** start **

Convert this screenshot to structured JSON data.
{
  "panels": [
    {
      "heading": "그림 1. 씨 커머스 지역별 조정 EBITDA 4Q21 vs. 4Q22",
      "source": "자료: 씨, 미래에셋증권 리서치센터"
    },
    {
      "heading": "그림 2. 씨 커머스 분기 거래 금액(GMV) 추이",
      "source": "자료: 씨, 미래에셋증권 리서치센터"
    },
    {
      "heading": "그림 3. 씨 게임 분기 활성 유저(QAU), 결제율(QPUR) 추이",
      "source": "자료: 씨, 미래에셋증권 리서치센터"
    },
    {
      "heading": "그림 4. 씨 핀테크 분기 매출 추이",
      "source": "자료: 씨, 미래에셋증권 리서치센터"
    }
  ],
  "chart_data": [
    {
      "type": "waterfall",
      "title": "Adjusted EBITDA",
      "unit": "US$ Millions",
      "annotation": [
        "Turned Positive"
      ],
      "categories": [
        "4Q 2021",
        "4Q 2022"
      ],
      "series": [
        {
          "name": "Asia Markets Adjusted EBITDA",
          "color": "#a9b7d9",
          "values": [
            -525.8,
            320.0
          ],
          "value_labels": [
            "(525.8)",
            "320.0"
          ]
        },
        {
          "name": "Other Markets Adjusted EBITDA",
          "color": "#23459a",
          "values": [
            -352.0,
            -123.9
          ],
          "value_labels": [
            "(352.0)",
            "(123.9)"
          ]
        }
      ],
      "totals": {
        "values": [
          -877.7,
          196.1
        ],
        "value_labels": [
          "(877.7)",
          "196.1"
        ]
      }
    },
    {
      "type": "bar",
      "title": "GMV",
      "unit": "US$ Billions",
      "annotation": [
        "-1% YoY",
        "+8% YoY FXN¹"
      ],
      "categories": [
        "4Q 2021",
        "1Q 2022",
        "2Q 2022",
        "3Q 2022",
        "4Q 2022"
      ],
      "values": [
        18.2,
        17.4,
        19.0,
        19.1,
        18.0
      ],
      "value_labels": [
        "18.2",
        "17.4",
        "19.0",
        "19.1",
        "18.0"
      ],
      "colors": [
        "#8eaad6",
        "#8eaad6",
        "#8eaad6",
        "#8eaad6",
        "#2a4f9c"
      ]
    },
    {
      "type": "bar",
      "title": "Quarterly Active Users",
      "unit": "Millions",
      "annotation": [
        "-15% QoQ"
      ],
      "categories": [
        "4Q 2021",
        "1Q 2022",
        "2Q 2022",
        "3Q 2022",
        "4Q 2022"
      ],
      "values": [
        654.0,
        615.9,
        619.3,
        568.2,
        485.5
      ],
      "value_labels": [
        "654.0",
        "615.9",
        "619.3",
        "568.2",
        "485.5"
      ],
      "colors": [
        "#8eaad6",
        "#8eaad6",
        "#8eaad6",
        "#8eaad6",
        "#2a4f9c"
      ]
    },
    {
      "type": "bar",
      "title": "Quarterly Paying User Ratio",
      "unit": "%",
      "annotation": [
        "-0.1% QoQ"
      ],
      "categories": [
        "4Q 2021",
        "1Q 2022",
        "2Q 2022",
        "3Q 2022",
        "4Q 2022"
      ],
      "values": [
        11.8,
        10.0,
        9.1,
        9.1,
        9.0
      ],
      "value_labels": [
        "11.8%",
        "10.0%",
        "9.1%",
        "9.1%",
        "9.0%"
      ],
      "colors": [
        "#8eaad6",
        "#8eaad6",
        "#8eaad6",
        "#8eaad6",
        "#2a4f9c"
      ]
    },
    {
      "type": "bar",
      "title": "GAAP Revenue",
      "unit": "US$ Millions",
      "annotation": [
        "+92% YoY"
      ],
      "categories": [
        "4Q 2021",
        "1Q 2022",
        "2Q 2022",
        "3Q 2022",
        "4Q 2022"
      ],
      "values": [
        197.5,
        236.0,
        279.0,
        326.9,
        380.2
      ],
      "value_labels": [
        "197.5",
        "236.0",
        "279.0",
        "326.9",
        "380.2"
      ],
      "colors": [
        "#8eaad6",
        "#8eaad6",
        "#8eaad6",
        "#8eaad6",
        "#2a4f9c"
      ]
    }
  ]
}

** end **

Job: Each record must be returned exactly as it is written.

Task output:
Convert this screenshot to structured JSON data.
{
  "panels": [
    {
      "heading": "그림 1. 씨 커머스 지역별 조정 EBITDA 4Q21 vs. 4Q22",
      "source": "자료: 씨, 미래에셋증권 리서치센터"
    },
    {
      "heading": "그림 2. 씨 커머스 분기 거래 금액(GMV) 추이",
      "source": "자료: 씨, 미래에셋증권 리서치센터"
    },
    {
      "heading": "그림 3. 씨 게임 분기 활성 유저(QAU), 결제율(QPUR) 추이",
      "source": "자료: 씨, 미래에셋증권 리서치센터"
    },
    {
      "heading": "그림 4. 씨 핀테크 분기 매출 추이",
      "source": "자료: 씨, 미래에셋증권 리서치센터"
    }
  ],
  "chart_data": [
    {
      "type": "waterfall",
      "title": "Adjusted EBITDA",
      "unit": "US$ Millions",
      "annotation": [
        "Turned Positive"
      ],
      "categories": [
        "4Q 2021",
        "4Q 2022"
      ],
      "series": [
        {
          "name": "Asia Markets Adjusted EBITDA",
          "color": "#a9b7d9",
          "values": [
            -525.8,
            320.0
          ],
          "value_labels": [
            "(525.8)",
            "320.0"
          ]
        },
        {
          "name": "Other Markets Adjusted EBITDA",
          "color": "#23459a",
          "values": [
            -352.0,
            -123.9
          ],
          "value_labels": [
            "(352.0)",
            "(123.9)"
          ]
        }
      ],
      "totals": {
        "values": [
          -877.7,
          196.1
        ],
        "value_labels": [
          "(877.7)",
          "196.1"
        ]
      }
    },
    {
      "type": "bar",
      "title": "GMV",
      "unit": "US$ Billions",
      "annotation": [
        "-1% YoY",
        "+8% YoY FXN¹"
      ],
      "categories": [
        "4Q 2021",
        "1Q 2022",
        "2Q 2022",
        "3Q 2022",
        "4Q 2022"
      ],
      "values": [
        18.2,
        17.4,
        19.0,
        19.1,
        18.0
      ],
      "value_labels": [
        "18.2",
        "17.4",
        "19.0",
        "19.1",
        "18.0"
      ],
      "colors": [
        "#8eaad6",
        "#8eaad6",
        "#8eaad6",
        "#8eaad6",
        "#2a4f9c"
      ]
    },
    {
      "type": "bar",
      "title": "Quarterly Active Users",
      "unit": "Millions",
      "annotation": [
        "-15% QoQ"
      ],
      "categories": [
        "4Q 2021",
        "1Q 2022",
        "2Q 2022",
        "3Q 2022",
        "4Q 2022"
      ],
      "values": [
        654.0,
        615.9,
        619.3,
        568.2,
        485.5
      ],
      "value_labels": [
        "654.0",
        "615.9",
        "619.3",
        "568.2",
        "485.5"
      ],
      "colors": [
        "#8eaad6",
        "#8eaad6",
        "#8eaad6",
        "#8eaad6",
        "#2a4f9c"
      ]
    },
    {
      "type": "bar",
      "title": "Quarterly Paying User Ratio",
      "unit": "%",
      "annotation": [
        "-0.1% QoQ"
      ],
      "categories": [
        "4Q 2021",
        "1Q 2022",
        "2Q 2022",
        "3Q 2022",
        "4Q 2022"
      ],
      "values": [
        11.8,
        10.0,
        9.1,
        9.1,
        9.0
      ],
      "value_labels": [
        "11.8%",
        "10.0%",
        "9.1%",
        "9.1%",
        "9.0%"
      ],
      "colors": [
        "#8eaad6",
        "#8eaad6",
        "#8eaad6",
        "#8eaad6",
        "#2a4f9c"
      ]
    },
    {
      "type": "bar",
      "title": "GAAP Revenue",
      "unit": "US$ Millions",
      "annotation": [
        "+92% YoY"
      ],
      "categories": [
        "4Q 2021",
        "1Q 2022",
        "2Q 2022",
        "3Q 2022",
        "4Q 2022"
      ],
      "values": [
        197.5,
        236.0,
        279.0,
        326.9,
        380.2
      ],
      "value_labels": [
        "197.5",
        "236.0",
        "279.0",
        "326.9",
        "380.2"
      ],
      "colors": [
        "#8eaad6",
        "#8eaad6",
        "#8eaad6",
        "#8eaad6",
        "#2a4f9c"
      ]
    }
  ]
}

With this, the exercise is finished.